╭──

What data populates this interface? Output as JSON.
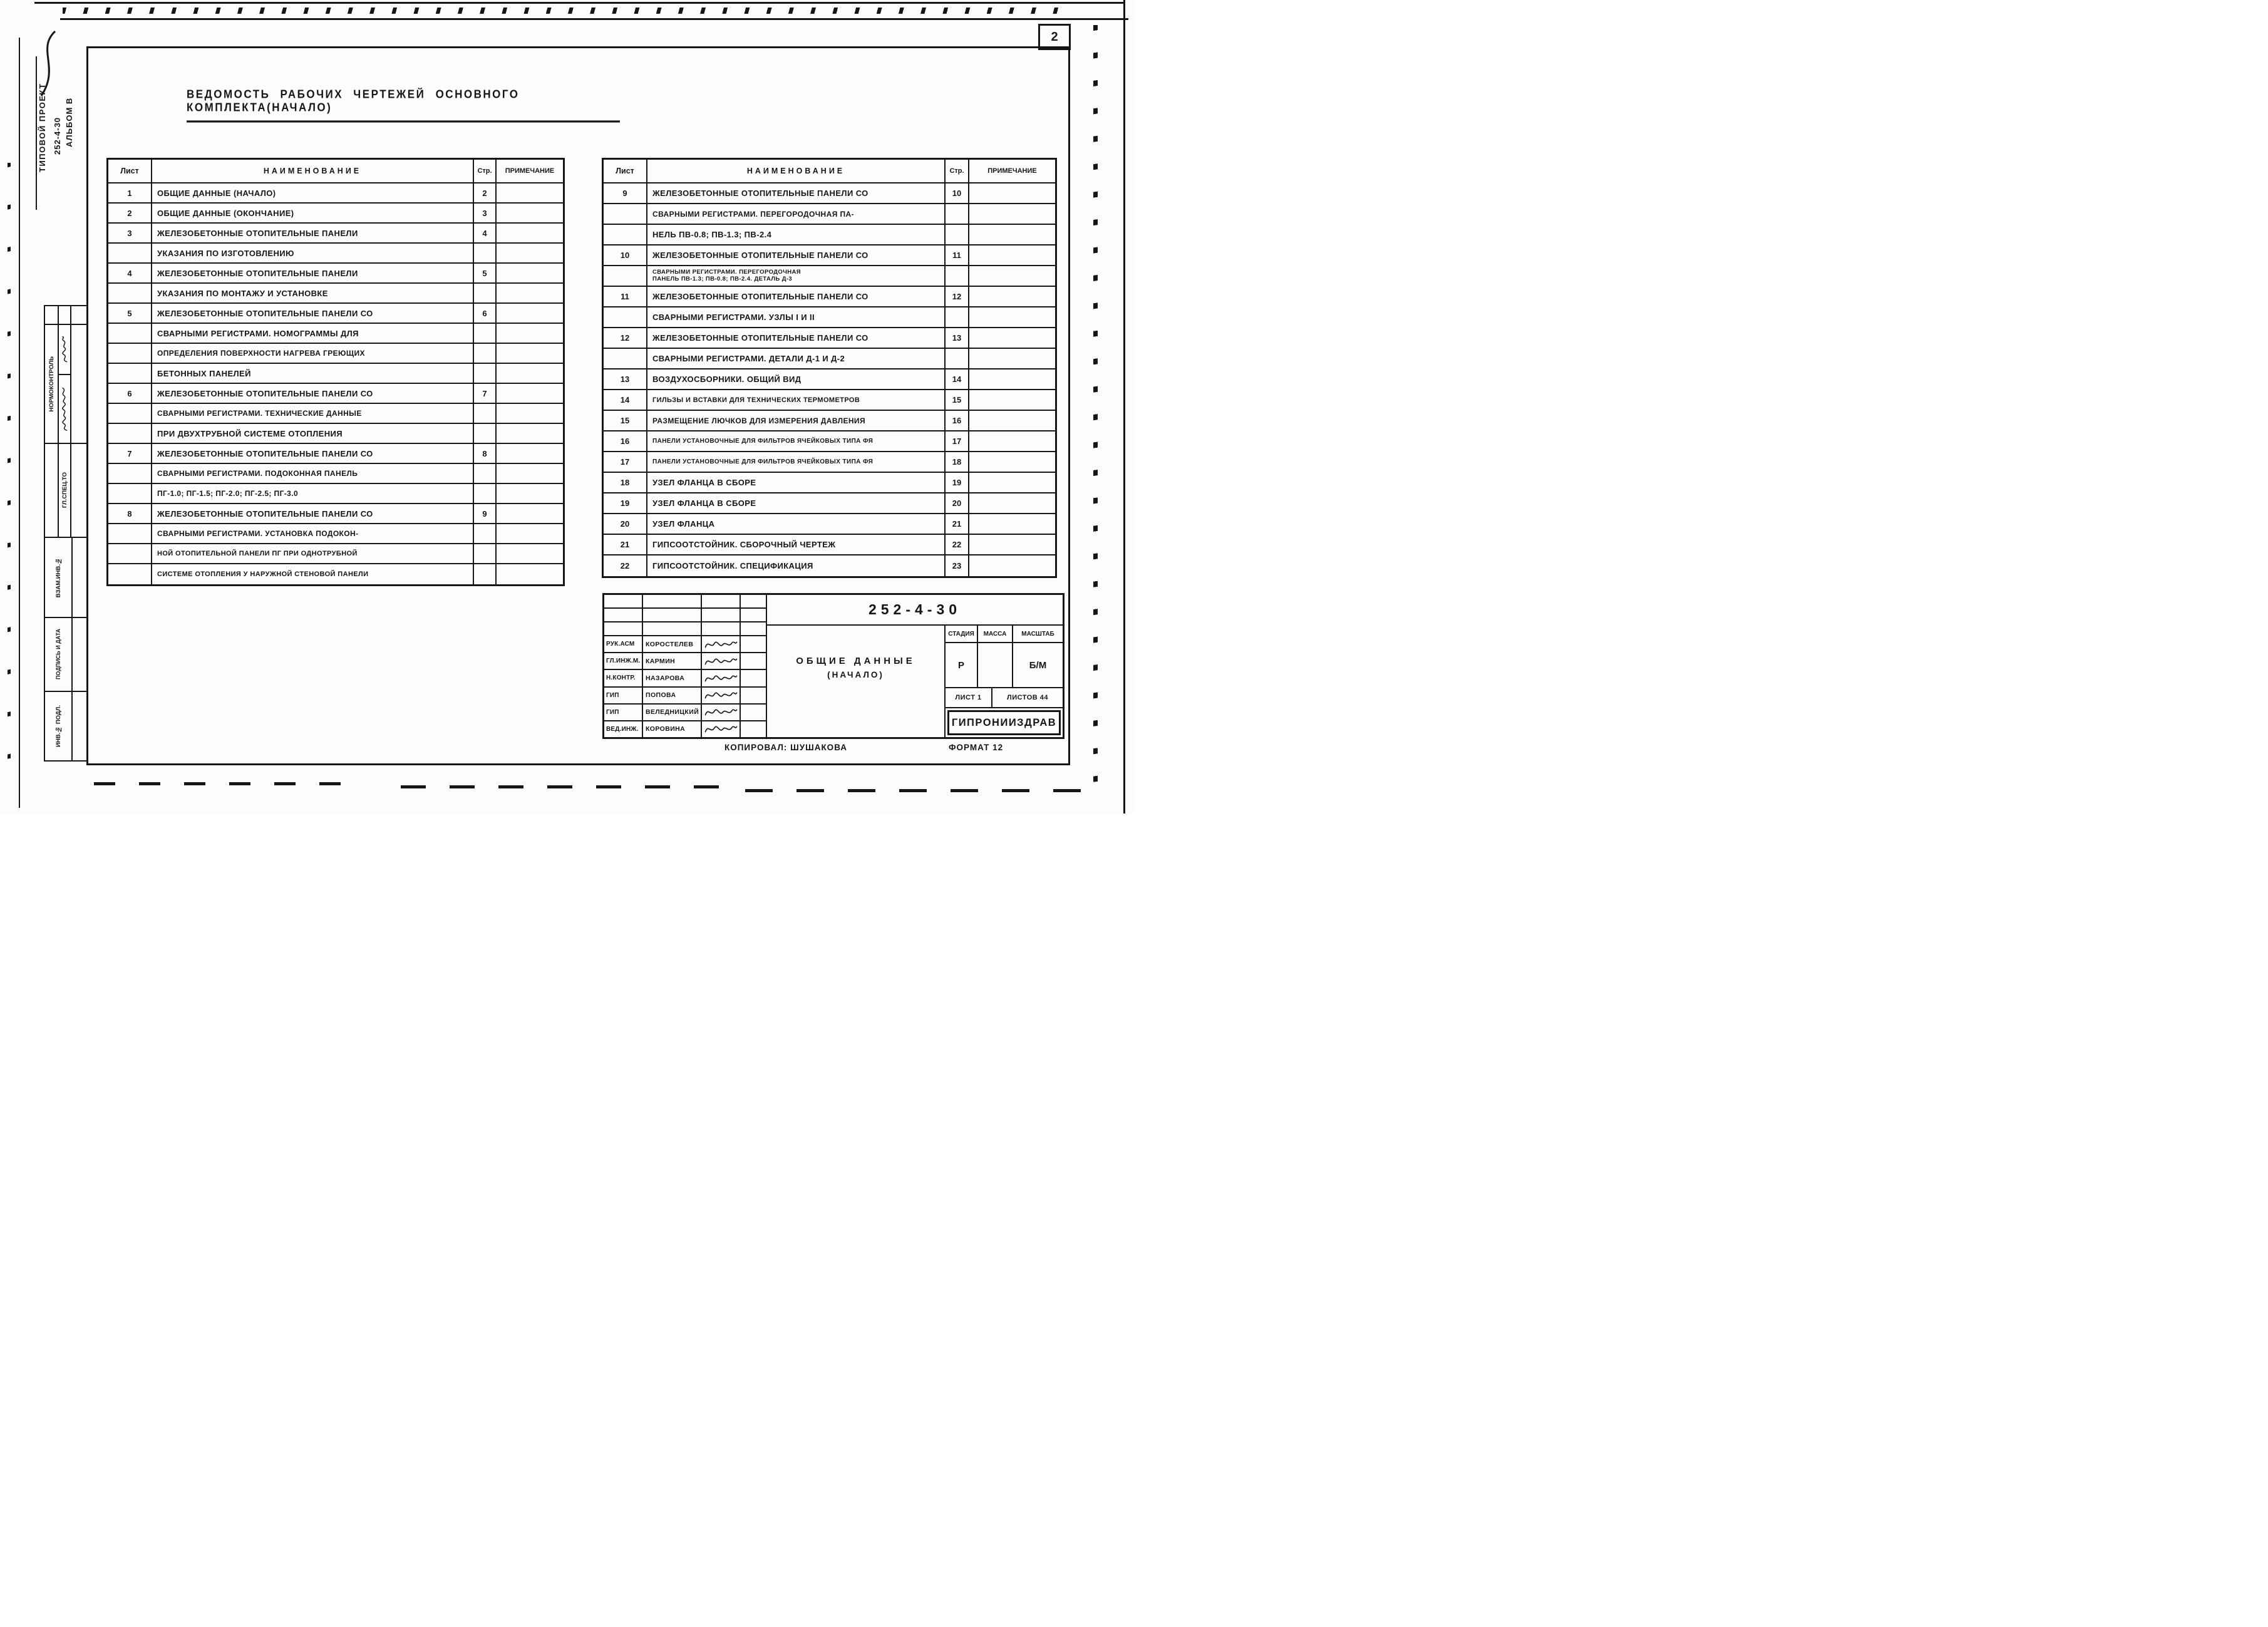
{
  "page": {
    "number": "2",
    "title": "ВЕДОМОСТЬ РАБОЧИХ ЧЕРТЕЖЕЙ ОСНОВНОГО КОМПЛЕКТА(НАЧАЛО)",
    "copied": "КОПИРОВАЛ: ШУШАКОВА",
    "format": "ФОРМАТ 12"
  },
  "side_column": {
    "project_line1": "ТИПОВОЙ ПРОЕКТ",
    "project_line2": "252-4-30",
    "project_line3": "АЛЬБОМ В",
    "norm_control": "НОРМОКОНТРОЛЬ",
    "spec": "ГЛ.СПЕЦ.ТО",
    "vzam": "ВЗАМ.ИНВ.№",
    "sign_date": "ПОДПИСЬ И ДАТА",
    "inv": "ИНВ.№ ПОДЛ."
  },
  "tables": {
    "headers": {
      "sheet": "Лист",
      "name": "НАИМЕНОВАНИЕ",
      "page": "Стр.",
      "note": "ПРИМЕЧАНИЕ"
    },
    "left_rows": [
      {
        "n": "1",
        "text": "ОБЩИЕ ДАННЫЕ (НАЧАЛО)",
        "p": "2"
      },
      {
        "n": "2",
        "text": "ОБЩИЕ ДАННЫЕ (ОКОНЧАНИЕ)",
        "p": "3"
      },
      {
        "n": "3",
        "text": "ЖЕЛЕЗОБЕТОННЫЕ ОТОПИТЕЛЬНЫЕ ПАНЕЛИ",
        "p": "4"
      },
      {
        "n": "",
        "text": "УКАЗАНИЯ ПО ИЗГОТОВЛЕНИЮ",
        "p": ""
      },
      {
        "n": "4",
        "text": "ЖЕЛЕЗОБЕТОННЫЕ ОТОПИТЕЛЬНЫЕ ПАНЕЛИ",
        "p": "5"
      },
      {
        "n": "",
        "text": "УКАЗАНИЯ ПО МОНТАЖУ И УСТАНОВКЕ",
        "p": ""
      },
      {
        "n": "5",
        "text": "ЖЕЛЕЗОБЕТОННЫЕ ОТОПИТЕЛЬНЫЕ ПАНЕЛИ СО",
        "p": "6"
      },
      {
        "n": "",
        "text": "СВАРНЫМИ РЕГИСТРАМИ. НОМОГРАММЫ ДЛЯ",
        "p": ""
      },
      {
        "n": "",
        "text": "ОПРЕДЕЛЕНИЯ ПОВЕРХНОСТИ НАГРЕВА ГРЕЮЩИХ",
        "p": ""
      },
      {
        "n": "",
        "text": "БЕТОННЫХ ПАНЕЛЕЙ",
        "p": ""
      },
      {
        "n": "6",
        "text": "ЖЕЛЕЗОБЕТОННЫЕ ОТОПИТЕЛЬНЫЕ ПАНЕЛИ СО",
        "p": "7"
      },
      {
        "n": "",
        "text": "СВАРНЫМИ РЕГИСТРАМИ. ТЕХНИЧЕСКИЕ ДАННЫЕ",
        "p": ""
      },
      {
        "n": "",
        "text": "ПРИ ДВУХТРУБНОЙ СИСТЕМЕ ОТОПЛЕНИЯ",
        "p": ""
      },
      {
        "n": "7",
        "text": "ЖЕЛЕЗОБЕТОННЫЕ ОТОПИТЕЛЬНЫЕ ПАНЕЛИ СО",
        "p": "8"
      },
      {
        "n": "",
        "text": "СВАРНЫМИ РЕГИСТРАМИ. ПОДОКОННАЯ ПАНЕЛЬ",
        "p": ""
      },
      {
        "n": "",
        "text": "ПГ-1.0; ПГ-1.5; ПГ-2.0; ПГ-2.5; ПГ-3.0",
        "p": ""
      },
      {
        "n": "8",
        "text": "ЖЕЛЕЗОБЕТОННЫЕ ОТОПИТЕЛЬНЫЕ ПАНЕЛИ СО",
        "p": "9"
      },
      {
        "n": "",
        "text": "СВАРНЫМИ РЕГИСТРАМИ. УСТАНОВКА ПОДОКОН-",
        "p": ""
      },
      {
        "n": "",
        "text": "НОЙ ОТОПИТЕЛЬНОЙ ПАНЕЛИ ПГ ПРИ ОДНОТРУБНОЙ",
        "p": ""
      },
      {
        "n": "",
        "text": "СИСТЕМЕ ОТОПЛЕНИЯ У НАРУЖНОЙ СТЕНОВОЙ ПАНЕЛИ",
        "p": ""
      }
    ],
    "right_rows": [
      {
        "n": "9",
        "text": "ЖЕЛЕЗОБЕТОННЫЕ ОТОПИТЕЛЬНЫЕ ПАНЕЛИ СО",
        "p": "10"
      },
      {
        "n": "",
        "text": "СВАРНЫМИ РЕГИСТРАМИ. ПЕРЕГОРОДОЧНАЯ ПА-",
        "p": ""
      },
      {
        "n": "",
        "text": "НЕЛЬ ПВ-0.8; ПВ-1.3; ПВ-2.4",
        "p": ""
      },
      {
        "n": "10",
        "text": "ЖЕЛЕЗОБЕТОННЫЕ ОТОПИТЕЛЬНЫЕ ПАНЕЛИ СО",
        "p": "11"
      },
      {
        "n": "",
        "text": "СВАРНЫМИ РЕГИСТРАМИ. ПЕРЕГОРОДОЧНАЯ",
        "text2": "ПАНЕЛЬ ПВ-1.3; ПВ-0.8; ПВ-2.4. ДЕТАЛЬ Д-3",
        "p": ""
      },
      {
        "n": "11",
        "text": "ЖЕЛЕЗОБЕТОННЫЕ ОТОПИТЕЛЬНЫЕ ПАНЕЛИ СО",
        "p": "12"
      },
      {
        "n": "",
        "text": "СВАРНЫМИ РЕГИСТРАМИ. УЗЛЫ I И II",
        "p": ""
      },
      {
        "n": "12",
        "text": "ЖЕЛЕЗОБЕТОННЫЕ ОТОПИТЕЛЬНЫЕ ПАНЕЛИ СО",
        "p": "13"
      },
      {
        "n": "",
        "text": "СВАРНЫМИ РЕГИСТРАМИ. ДЕТАЛИ Д-1 И Д-2",
        "p": ""
      },
      {
        "n": "13",
        "text": "ВОЗДУХОСБОРНИКИ. ОБЩИЙ ВИД",
        "p": "14"
      },
      {
        "n": "14",
        "text": "ГИЛЬЗЫ И ВСТАВКИ ДЛЯ ТЕХНИЧЕСКИХ ТЕРМОМЕТРОВ",
        "p": "15"
      },
      {
        "n": "15",
        "text": "РАЗМЕЩЕНИЕ ЛЮЧКОВ ДЛЯ ИЗМЕРЕНИЯ ДАВЛЕНИЯ",
        "p": "16"
      },
      {
        "n": "16",
        "text": "ПАНЕЛИ УСТАНОВОЧНЫЕ ДЛЯ ФИЛЬТРОВ ЯЧЕЙКОВЫХ ТИПА ФЯ",
        "p": "17"
      },
      {
        "n": "17",
        "text": "ПАНЕЛИ УСТАНОВОЧНЫЕ ДЛЯ ФИЛЬТРОВ ЯЧЕЙКОВЫХ ТИПА ФЯ",
        "p": "18"
      },
      {
        "n": "18",
        "text": "УЗЕЛ ФЛАНЦА В СБОРЕ",
        "p": "19"
      },
      {
        "n": "19",
        "text": "УЗЕЛ ФЛАНЦА В СБОРЕ",
        "p": "20"
      },
      {
        "n": "20",
        "text": "УЗЕЛ ФЛАНЦА",
        "p": "21"
      },
      {
        "n": "21",
        "text": "ГИПСООТСТОЙНИК. СБОРОЧНЫЙ ЧЕРТЕЖ",
        "p": "22"
      },
      {
        "n": "22",
        "text": "ГИПСООТСТОЙНИК. СПЕЦИФИКАЦИЯ",
        "p": "23"
      }
    ]
  },
  "title_block": {
    "project_number": "252-4-30",
    "doc_title": "ОБЩИЕ ДАННЫЕ",
    "doc_subtitle": "(НАЧАЛО)",
    "stage_label": "СТАДИЯ",
    "mass_label": "МАССА",
    "scale_label": "МАСШТАБ",
    "stage_value": "Р",
    "mass_value": "",
    "scale_value": "Б/М",
    "sheet_info": "ЛИСТ 1",
    "sheets_info": "ЛИСТОВ 44",
    "organization": "ГИПРОНИИЗДРАВ",
    "signatures": [
      {
        "role": "РУК.АСМ",
        "name": "КОРОСТЕЛЕВ"
      },
      {
        "role": "ГЛ.ИНЖ.М.",
        "name": "КАРМИН"
      },
      {
        "role": "Н.КОНТР.",
        "name": "НАЗАРОВА"
      },
      {
        "role": "ГИП",
        "name": "ПОПОВА"
      },
      {
        "role": "ГИП",
        "name": "ВЕЛЕДНИЦКИЙ"
      },
      {
        "role": "ВЕД.ИНЖ.",
        "name": "КОРОВИНА"
      }
    ]
  }
}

╰──

> _Problem to solve_: Locate the word "УКАЗАНИЯ" in the records and collect each line it appears in.

> _Answer for the task_:
        "text": "УКАЗАНИЯ ПО ИЗГОТОВЛЕНИЮ",
        "text": "УКАЗАНИЯ ПО МОНТАЖУ И УСТАНОВКЕ",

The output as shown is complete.